Extracts from a graphics dataset:
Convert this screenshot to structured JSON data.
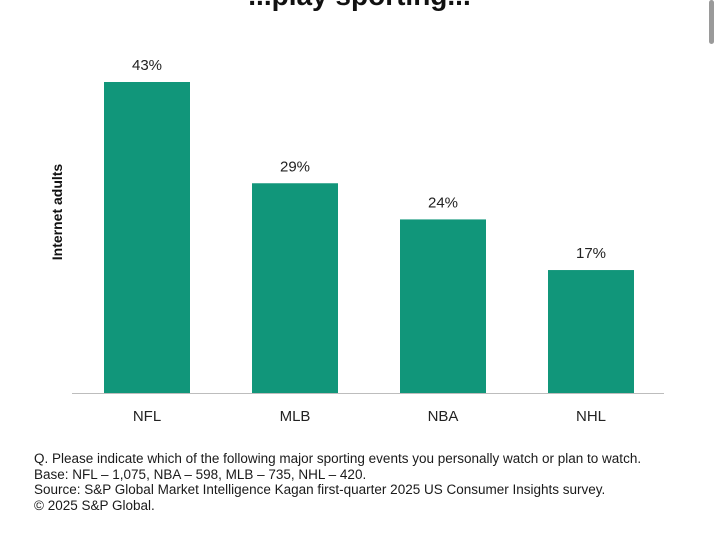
{
  "chart_data": {
    "type": "bar",
    "title": "",
    "title_fragment": "...play sporting...",
    "xlabel": "",
    "ylabel": "Internet adults",
    "categories": [
      "NFL",
      "MLB",
      "NBA",
      "NHL"
    ],
    "values": [
      43,
      29,
      24,
      17
    ],
    "value_labels": [
      "43%",
      "29%",
      "24%",
      "17%"
    ],
    "ylim": [
      0,
      50
    ],
    "grid": false,
    "legend": "none",
    "bar_color": "#11967a"
  },
  "notes": {
    "question": "Q. Please indicate which of the following major sporting events you personally watch or plan to watch.",
    "base": "Base: NFL – 1,075, NBA – 598, MLB – 735, NHL – 420.",
    "source": "Source: S&P Global Market Intelligence Kagan first-quarter 2025 US Consumer Insights survey.",
    "copyright": "© 2025 S&P Global."
  }
}
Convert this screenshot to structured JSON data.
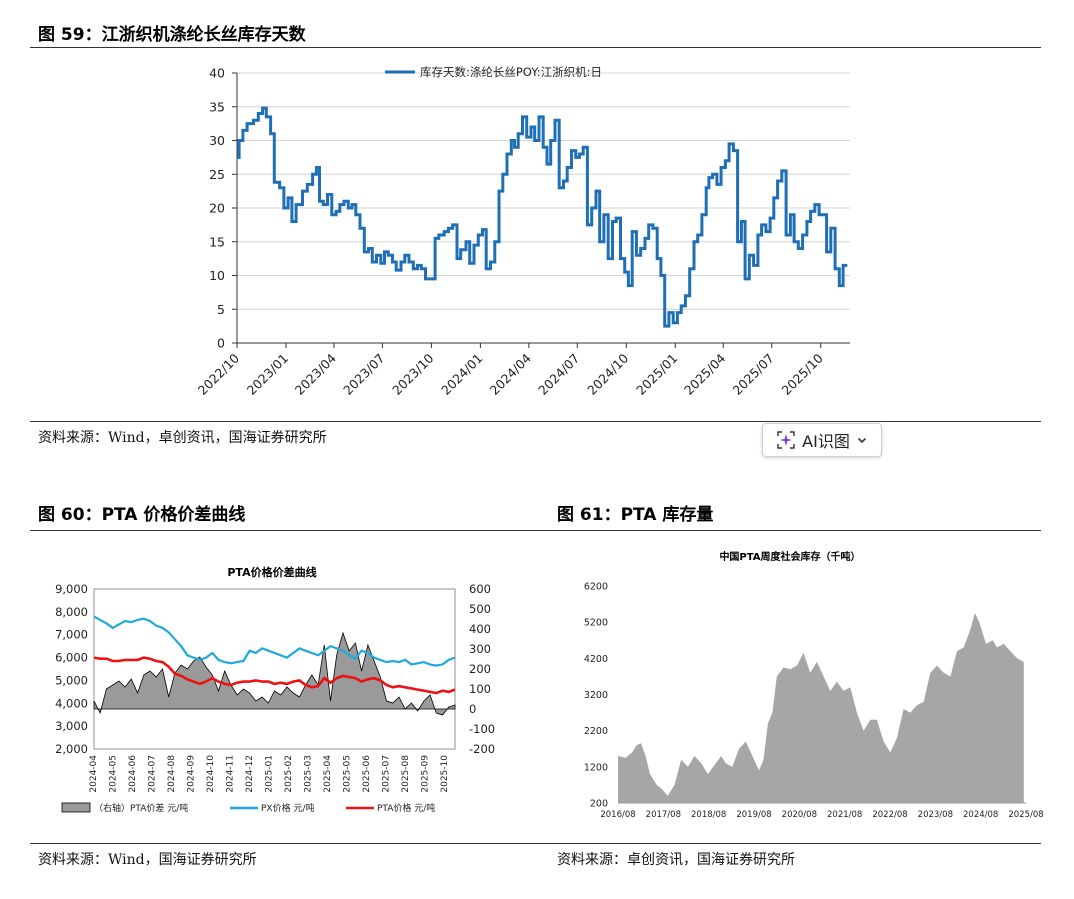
{
  "fig59": {
    "title": "图 59：江浙织机涤纶长丝库存天数",
    "source": "资料来源：Wind，卓创资讯，国海证券研究所"
  },
  "fig60": {
    "title": "图 60：PTA 价格价差曲线",
    "source": "资料来源：Wind，国海证券研究所"
  },
  "fig61": {
    "title": "图 61：PTA 库存量",
    "source": "资料来源：卓创资讯，国海证券研究所"
  },
  "ai_button": {
    "label": "AI识图",
    "icon": "sparkle-icon",
    "chevron": "chevron-down-icon"
  },
  "chart_data": [
    {
      "type": "line",
      "title": "",
      "legend": "top-center",
      "series": [
        {
          "name": "库存天数:涤纶长丝POY:江浙织机:日",
          "color": "#1f6fb6"
        }
      ],
      "x_ticks": [
        "2022/10",
        "2023/01",
        "2023/04",
        "2023/07",
        "2023/10",
        "2024/01",
        "2024/04",
        "2024/07",
        "2024/10",
        "2025/01",
        "2025/04",
        "2025/07",
        "2025/10"
      ],
      "ylim": [
        0,
        40
      ],
      "y_ticks": [
        0,
        5,
        10,
        15,
        20,
        25,
        30,
        35,
        40
      ],
      "grid": "horizontal",
      "points": [
        [
          "2022/10/01",
          27.5
        ],
        [
          "2022/10/05",
          30
        ],
        [
          "2022/10/12",
          31.5
        ],
        [
          "2022/10/20",
          32.5
        ],
        [
          "2022/11/01",
          33
        ],
        [
          "2022/11/10",
          34
        ],
        [
          "2022/11/18",
          34.8
        ],
        [
          "2022/11/25",
          33.5
        ],
        [
          "2022/12/03",
          31
        ],
        [
          "2022/12/10",
          23.8
        ],
        [
          "2022/12/20",
          23
        ],
        [
          "2022/12/28",
          20
        ],
        [
          "2023/01/05",
          21.5
        ],
        [
          "2023/01/12",
          18
        ],
        [
          "2023/01/20",
          20.5
        ],
        [
          "2023/02/01",
          22.5
        ],
        [
          "2023/02/10",
          23.5
        ],
        [
          "2023/02/20",
          25
        ],
        [
          "2023/02/27",
          26
        ],
        [
          "2023/03/05",
          21
        ],
        [
          "2023/03/12",
          20.5
        ],
        [
          "2023/03/20",
          22
        ],
        [
          "2023/03/28",
          19
        ],
        [
          "2023/04/05",
          19.5
        ],
        [
          "2023/04/12",
          20.5
        ],
        [
          "2023/04/20",
          21
        ],
        [
          "2023/04/28",
          20
        ],
        [
          "2023/05/05",
          20.5
        ],
        [
          "2023/05/12",
          19
        ],
        [
          "2023/05/20",
          17
        ],
        [
          "2023/05/28",
          13.5
        ],
        [
          "2023/06/05",
          14
        ],
        [
          "2023/06/12",
          12
        ],
        [
          "2023/06/20",
          13
        ],
        [
          "2023/06/28",
          11.8
        ],
        [
          "2023/07/05",
          13.5
        ],
        [
          "2023/07/12",
          13
        ],
        [
          "2023/07/20",
          12
        ],
        [
          "2023/07/27",
          10.8
        ],
        [
          "2023/08/05",
          12
        ],
        [
          "2023/08/12",
          13
        ],
        [
          "2023/08/20",
          12
        ],
        [
          "2023/08/28",
          11
        ],
        [
          "2023/09/05",
          11.5
        ],
        [
          "2023/09/12",
          11
        ],
        [
          "2023/09/20",
          9.5
        ],
        [
          "2023/10/01",
          9.5
        ],
        [
          "2023/10/08",
          15.5
        ],
        [
          "2023/10/15",
          16
        ],
        [
          "2023/10/25",
          16.5
        ],
        [
          "2023/11/02",
          17
        ],
        [
          "2023/11/10",
          17.5
        ],
        [
          "2023/11/18",
          12.5
        ],
        [
          "2023/11/25",
          13.8
        ],
        [
          "2023/12/05",
          15
        ],
        [
          "2023/12/12",
          11.8
        ],
        [
          "2023/12/20",
          14.5
        ],
        [
          "2023/12/28",
          16
        ],
        [
          "2024/01/05",
          16.8
        ],
        [
          "2024/01/12",
          11
        ],
        [
          "2024/01/20",
          12
        ],
        [
          "2024/01/28",
          15
        ],
        [
          "2024/02/05",
          22.5
        ],
        [
          "2024/02/12",
          25
        ],
        [
          "2024/02/20",
          28
        ],
        [
          "2024/02/28",
          30
        ],
        [
          "2024/03/05",
          29
        ],
        [
          "2024/03/12",
          31
        ],
        [
          "2024/03/20",
          33.5
        ],
        [
          "2024/03/28",
          30.5
        ],
        [
          "2024/04/05",
          32
        ],
        [
          "2024/04/12",
          30
        ],
        [
          "2024/04/20",
          33.5
        ],
        [
          "2024/04/28",
          29
        ],
        [
          "2024/05/05",
          26.5
        ],
        [
          "2024/05/12",
          30
        ],
        [
          "2024/05/20",
          33
        ],
        [
          "2024/05/28",
          23
        ],
        [
          "2024/06/05",
          24
        ],
        [
          "2024/06/12",
          26
        ],
        [
          "2024/06/20",
          28.5
        ],
        [
          "2024/06/28",
          27.5
        ],
        [
          "2024/07/05",
          28
        ],
        [
          "2024/07/12",
          29
        ],
        [
          "2024/07/20",
          17.5
        ],
        [
          "2024/07/28",
          20
        ],
        [
          "2024/08/05",
          22.5
        ],
        [
          "2024/08/12",
          15
        ],
        [
          "2024/08/20",
          19
        ],
        [
          "2024/08/28",
          12.5
        ],
        [
          "2024/09/05",
          18
        ],
        [
          "2024/09/12",
          18.5
        ],
        [
          "2024/09/20",
          12.5
        ],
        [
          "2024/09/28",
          10.5
        ],
        [
          "2024/10/05",
          8.5
        ],
        [
          "2024/10/12",
          16.5
        ],
        [
          "2024/10/20",
          13
        ],
        [
          "2024/10/28",
          14
        ],
        [
          "2024/11/05",
          15.5
        ],
        [
          "2024/11/12",
          17.5
        ],
        [
          "2024/11/20",
          17
        ],
        [
          "2024/11/28",
          12.5
        ],
        [
          "2024/12/05",
          10
        ],
        [
          "2024/12/12",
          2.5
        ],
        [
          "2024/12/20",
          4.5
        ],
        [
          "2024/12/28",
          3
        ],
        [
          "2025/01/05",
          4.5
        ],
        [
          "2025/01/12",
          5.5
        ],
        [
          "2025/01/20",
          7
        ],
        [
          "2025/01/28",
          11
        ],
        [
          "2025/02/05",
          15
        ],
        [
          "2025/02/12",
          16
        ],
        [
          "2025/02/20",
          19
        ],
        [
          "2025/02/28",
          23
        ],
        [
          "2025/03/05",
          24.5
        ],
        [
          "2025/03/12",
          25
        ],
        [
          "2025/03/20",
          23.5
        ],
        [
          "2025/03/28",
          26
        ],
        [
          "2025/04/05",
          27
        ],
        [
          "2025/04/12",
          29.5
        ],
        [
          "2025/04/20",
          28.5
        ],
        [
          "2025/04/28",
          15
        ],
        [
          "2025/05/05",
          18
        ],
        [
          "2025/05/12",
          9.5
        ],
        [
          "2025/05/20",
          13
        ],
        [
          "2025/05/28",
          11.5
        ],
        [
          "2025/06/05",
          16
        ],
        [
          "2025/06/12",
          17.5
        ],
        [
          "2025/06/20",
          16.5
        ],
        [
          "2025/06/28",
          18.5
        ],
        [
          "2025/07/05",
          21.5
        ],
        [
          "2025/07/12",
          24
        ],
        [
          "2025/07/20",
          25.5
        ],
        [
          "2025/07/28",
          16
        ],
        [
          "2025/08/05",
          19
        ],
        [
          "2025/08/12",
          15
        ],
        [
          "2025/08/20",
          14
        ],
        [
          "2025/08/28",
          16
        ],
        [
          "2025/09/05",
          18
        ],
        [
          "2025/09/12",
          19.5
        ],
        [
          "2025/09/20",
          20.5
        ],
        [
          "2025/09/28",
          19
        ],
        [
          "2025/10/05",
          19
        ],
        [
          "2025/10/12",
          13.5
        ],
        [
          "2025/10/20",
          17
        ],
        [
          "2025/10/28",
          11
        ],
        [
          "2025/11/05",
          8.5
        ],
        [
          "2025/11/12",
          11.5
        ],
        [
          "2025/11/20",
          11.5
        ]
      ]
    },
    {
      "type": "line",
      "title": "PTA价格价差曲线",
      "legend": "bottom",
      "x_ticks": [
        "2024-04",
        "2024-05",
        "2024-06",
        "2024-07",
        "2024-08",
        "2024-09",
        "2024-10",
        "2024-11",
        "2024-12",
        "2025-01",
        "2025-02",
        "2025-03",
        "2025-04",
        "2025-05",
        "2025-06",
        "2025-07",
        "2025-08",
        "2025-09",
        "2025-10"
      ],
      "y_left": {
        "range": [
          2000,
          9000
        ],
        "ticks": [
          "2,000",
          "3,000",
          "4,000",
          "5,000",
          "6,000",
          "7,000",
          "8,000",
          "9,000"
        ]
      },
      "y_right": {
        "range": [
          -200,
          600
        ],
        "ticks": [
          "-200",
          "-100",
          "0",
          "100",
          "200",
          "300",
          "400",
          "500",
          "600"
        ]
      },
      "series": [
        {
          "name": "（右轴）PTA价差  元/吨",
          "type": "area",
          "axis": "right",
          "color": "#9a9a9a",
          "values": [
            40,
            -20,
            100,
            120,
            140,
            110,
            150,
            80,
            170,
            190,
            160,
            200,
            60,
            180,
            220,
            200,
            240,
            260,
            210,
            170,
            90,
            190,
            120,
            70,
            100,
            80,
            40,
            60,
            30,
            90,
            70,
            110,
            80,
            60,
            120,
            170,
            120,
            320,
            40,
            270,
            380,
            290,
            330,
            190,
            320,
            240,
            160,
            40,
            30,
            60,
            0,
            30,
            -10,
            40,
            70,
            -20,
            -30,
            10,
            20
          ]
        },
        {
          "name": "PX价格  元/吨",
          "type": "line",
          "axis": "left",
          "color": "#1fa8dc",
          "values": [
            7800,
            7650,
            7500,
            7300,
            7450,
            7600,
            7550,
            7650,
            7700,
            7600,
            7400,
            7300,
            7100,
            6800,
            6500,
            6100,
            6000,
            5900,
            6000,
            6200,
            5900,
            5800,
            5750,
            5800,
            5850,
            6300,
            6200,
            6400,
            6300,
            6200,
            6100,
            6000,
            6200,
            6400,
            6300,
            6200,
            6100,
            6300,
            6500,
            6400,
            6300,
            6100,
            5950,
            6300,
            6200,
            6000,
            5900,
            5800,
            5850,
            5800,
            5900,
            5700,
            5750,
            5800,
            5700,
            5650,
            5700,
            5900,
            6000
          ]
        },
        {
          "name": "PTA价格  元/吨",
          "type": "line",
          "axis": "left",
          "color": "#ee1111",
          "values": [
            6000,
            5950,
            5950,
            5850,
            5850,
            5900,
            5900,
            5900,
            6000,
            5950,
            5850,
            5800,
            5600,
            5300,
            5200,
            5050,
            4950,
            4850,
            4950,
            5100,
            4950,
            4850,
            4800,
            4900,
            4950,
            4950,
            5000,
            4950,
            4950,
            4850,
            4900,
            4850,
            4950,
            5000,
            4800,
            4700,
            4750,
            5100,
            4900,
            5100,
            5200,
            5150,
            5100,
            4950,
            5050,
            5100,
            5000,
            4800,
            4700,
            4750,
            4700,
            4650,
            4600,
            4550,
            4500,
            4450,
            4550,
            4500,
            4600
          ]
        }
      ]
    },
    {
      "type": "area",
      "title": "中国PTA周度社会库存（千吨）",
      "legend": "none",
      "x_ticks": [
        "2016/08",
        "2017/08",
        "2018/08",
        "2019/08",
        "2020/08",
        "2021/08",
        "2022/08",
        "2023/08",
        "2024/08",
        "2025/08"
      ],
      "ylim": [
        200,
        6200
      ],
      "y_ticks": [
        200,
        1200,
        2200,
        3200,
        4200,
        5200,
        6200
      ],
      "series": [
        {
          "name": "PTA",
          "color": "#a6a6a6",
          "x": [
            2016.58,
            2016.75,
            2016.9,
            2017.0,
            2017.1,
            2017.2,
            2017.3,
            2017.45,
            2017.55,
            2017.7,
            2017.85,
            2018.0,
            2018.15,
            2018.3,
            2018.45,
            2018.6,
            2018.75,
            2018.9,
            2019.0,
            2019.15,
            2019.3,
            2019.45,
            2019.6,
            2019.75,
            2019.85,
            2019.95,
            2020.05,
            2020.15,
            2020.3,
            2020.45,
            2020.6,
            2020.75,
            2020.9,
            2021.05,
            2021.2,
            2021.35,
            2021.5,
            2021.65,
            2021.8,
            2021.95,
            2022.1,
            2022.25,
            2022.4,
            2022.55,
            2022.7,
            2022.85,
            2023.0,
            2023.15,
            2023.3,
            2023.45,
            2023.6,
            2023.75,
            2023.9,
            2024.05,
            2024.2,
            2024.35,
            2024.5,
            2024.6,
            2024.7,
            2024.85,
            2025.0,
            2025.1,
            2025.25,
            2025.4,
            2025.55,
            2025.7
          ],
          "values": [
            1500,
            1450,
            1600,
            1800,
            1850,
            1500,
            1000,
            700,
            600,
            400,
            700,
            1400,
            1200,
            1500,
            1300,
            1000,
            1250,
            1500,
            1300,
            1200,
            1700,
            1900,
            1500,
            1100,
            1400,
            2400,
            2700,
            3700,
            3950,
            3900,
            4000,
            4350,
            3800,
            4100,
            3700,
            3300,
            3550,
            3300,
            3400,
            2700,
            2200,
            2500,
            2500,
            1900,
            1600,
            2000,
            2800,
            2700,
            2900,
            3000,
            3800,
            4000,
            3800,
            3700,
            4400,
            4500,
            5000,
            5450,
            5200,
            4600,
            4700,
            4500,
            4600,
            4400,
            4200,
            4100
          ]
        }
      ]
    }
  ]
}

GIVEN EXERCISE => Scan the data above and copy every line with "sporting" in it.

FINISHED EXERCISE =>
    "title_fragment": "...play sporting...",
    "question": "Q. Please indicate which of the following major sporting events you personally watch or plan to watch.",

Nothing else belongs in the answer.